— Begin STORED RECORDS —

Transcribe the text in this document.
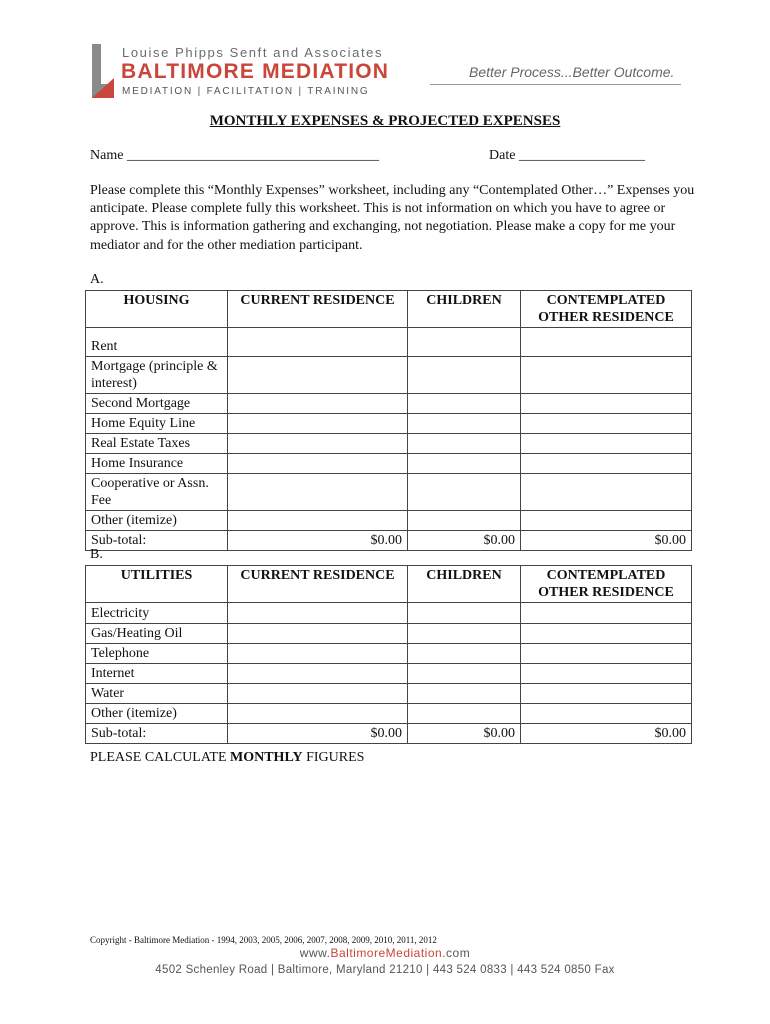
Louise Phipps Senft and Associates
BALTIMORE MEDIATION
MEDIATION | FACILITATION | TRAINING
Better Process...Better Outcome.
MONTHLY EXPENSES & PROJECTED EXPENSES
Name ____________________________________	Date __________________
Please complete this “Monthly Expenses” worksheet, including any “Contemplated Other…” Expenses you anticipate. Please complete fully this worksheet. This is not information on which you have to agree or approve. This is information gathering and exchanging, not negotiation. Please make a copy for me your mediator and for the other mediation participant.
A.
HOUSING	CURRENT RESIDENCE	CHILDREN	CONTEMPLATED OTHER RESIDENCE
Rent			
Mortgage (principle & interest)			
Second Mortgage			
Home Equity Line			
Real Estate Taxes			
Home Insurance			
Cooperative or Assn. Fee			
Other (itemize)			
Sub-total:	$0.00	$0.00	$0.00
B.
UTILITIES	CURRENT RESIDENCE	CHILDREN	CONTEMPLATED OTHER RESIDENCE
Electricity			
Gas/Heating Oil			
Telephone			
Internet			
Water			
Other (itemize)			
Sub-total:	$0.00	$0.00	$0.00
PLEASE CALCULATE MONTHLY FIGURES
Copyright - Baltimore Mediation - 1994, 2003, 2005, 2006, 2007, 2008, 2009, 2010, 2011, 2012
www.BaltimoreMediation.com
4502 Schenley Road | Baltimore, Maryland 21210 | 443 524 0833 | 443 524 0850 Fax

— End STORED RECORDS —

* [SET EXERCISE]: Answer with one number: how many lines of the entries above include the word "Mortgage".

* [WRITTEN ANSWER]: 2